• [WHAT YOU NEED TO DO] Copy out the lines that have "насаждениях" in them.
+++ SUPPLIED RECORDS
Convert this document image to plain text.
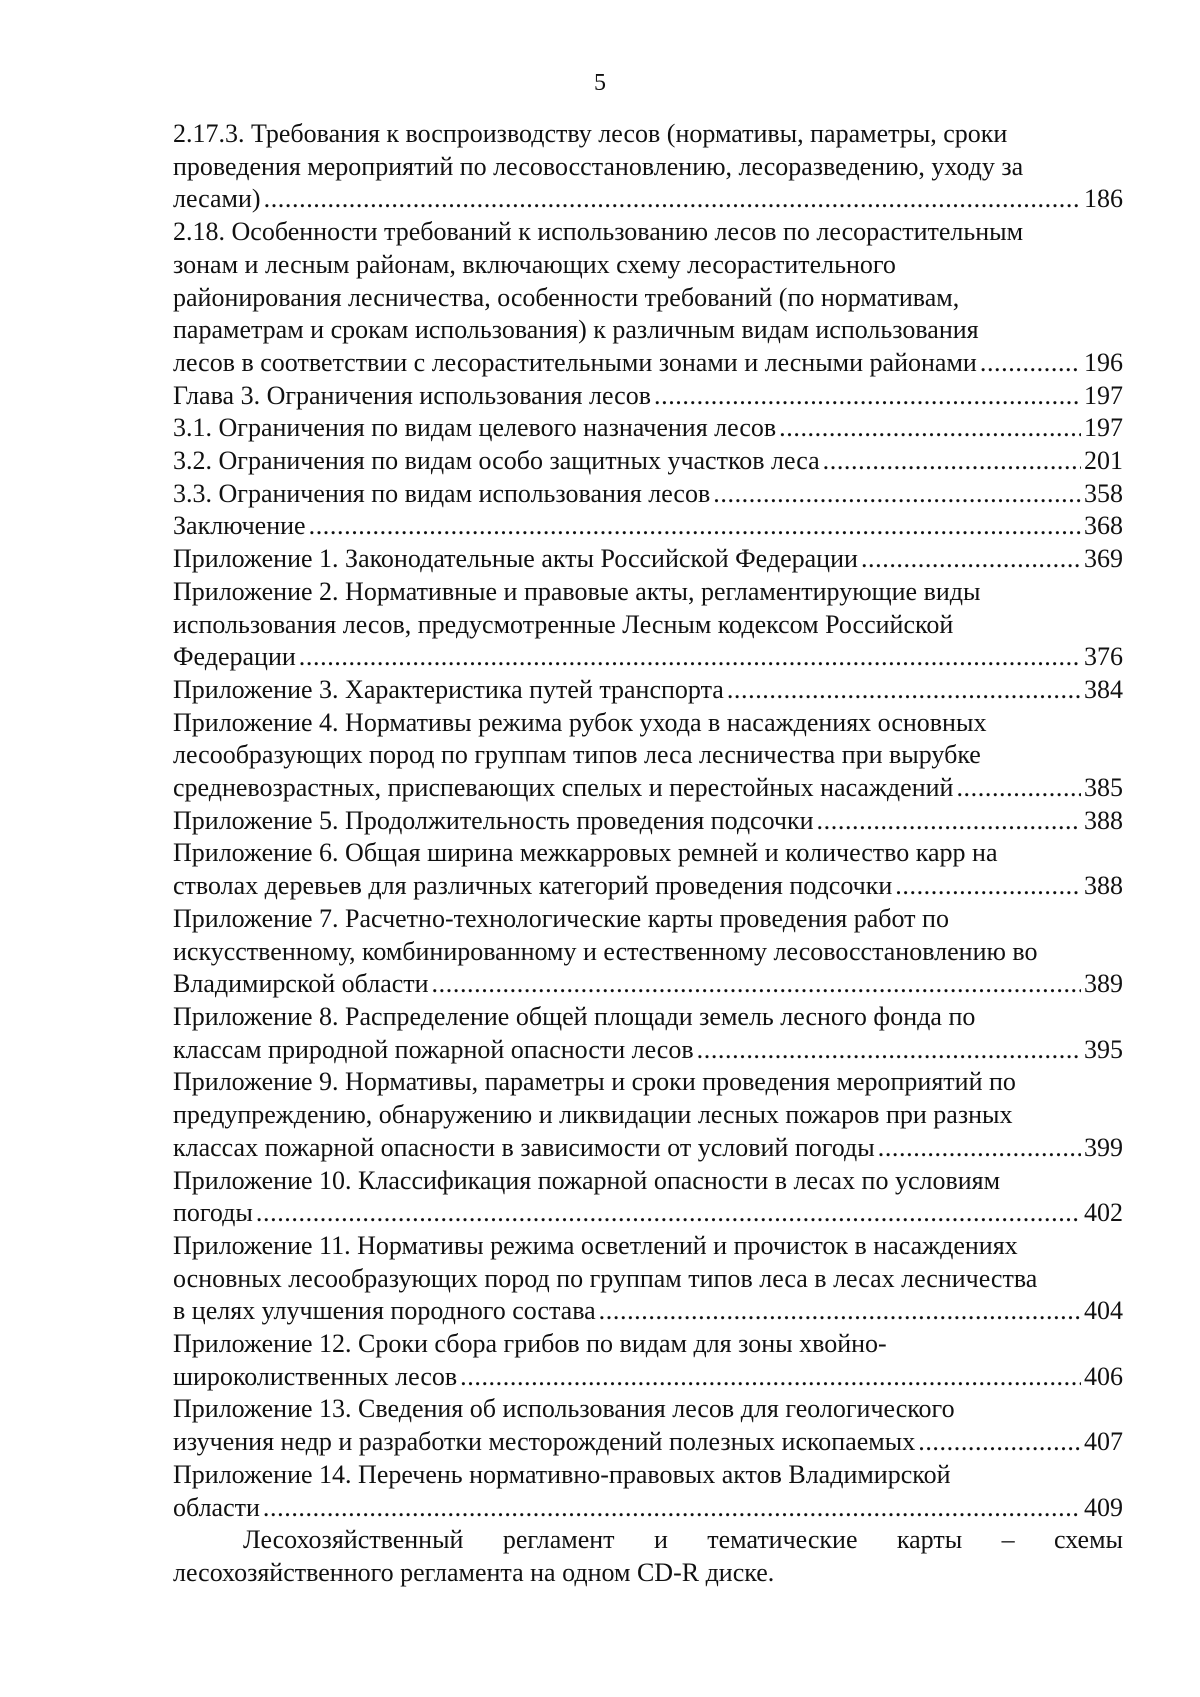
5
2.17.3. Требования к воспроизводству лесов (нормативы, параметры, сроки
проведения мероприятий по лесовосстановлению, лесоразведению, уходу за
лесами) .....	186
2.18. Особенности требований к использованию лесов по лесорастительным
зонам и лесным районам, включающих схему лесорастительного
районирования лесничества, особенности требований (по нормативам,
параметрам и срокам использования) к различным видам использования
лесов в соответствии с лесорастительными зонами и лесными районами .....	196
Глава 3. Ограничения использования лесов .....	197
3.1. Ограничения по видам целевого назначения лесов .....	197
3.2. Ограничения по видам особо защитных участков леса .....	201
3.3. Ограничения по видам использования лесов .....	358
Заключение .....	368
Приложение 1. Законодательные акты Российской Федерации .....	369
Приложение 2. Нормативные и правовые акты, регламентирующие виды
использования лесов, предусмотренные Лесным кодексом Российской
Федерации .....	376
Приложение 3. Характеристика путей транспорта .....	384
Приложение 4. Нормативы режима рубок ухода в насаждениях основных
лесообразующих пород по группам типов леса лесничества при вырубке
средневозрастных, приспевающих спелых и перестойных насаждений .....	385
Приложение 5. Продолжительность проведения подсочки .....	388
Приложение 6. Общая ширина межкарровых ремней и количество карр на
стволах деревьев для различных категорий проведения подсочки .....	388
Приложение 7. Расчетно-технологические карты проведения работ по
искусственному, комбинированному и естественному лесовосстановлению во
Владимирской области .....	389
Приложение 8. Распределение общей площади земель лесного фонда по
классам природной пожарной опасности лесов .....	395
Приложение 9. Нормативы, параметры и сроки проведения мероприятий по
предупреждению, обнаружению и ликвидации лесных пожаров при разных
классах пожарной опасности в зависимости от условий погоды .....	399
Приложение 10. Классификация пожарной опасности в лесах по условиям
погоды .....	402
Приложение 11. Нормативы режима осветлений и прочисток в насаждениях
основных лесообразующих пород по группам типов леса в лесах лесничества
в целях улучшения породного состава .....	404
Приложение 12. Сроки сбора грибов по видам для зоны хвойно-
широколиственных лесов .....	406
Приложение 13. Сведения об использования лесов для геологического
изучения недр и разработки месторождений полезных ископаемых .....	407
Приложение 14. Перечень нормативно-правовых актов Владимирской
области .....	409
Лесохозяйственный регламент и тематические карты – схемы
лесохозяйственного регламента на одном CD-R диске.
++++++
• [RESULT FOR THIS EXERCISE]
Приложение 4. Нормативы режима рубок ухода в насаждениях основных
Приложение 11. Нормативы режима осветлений и прочисток в насаждениях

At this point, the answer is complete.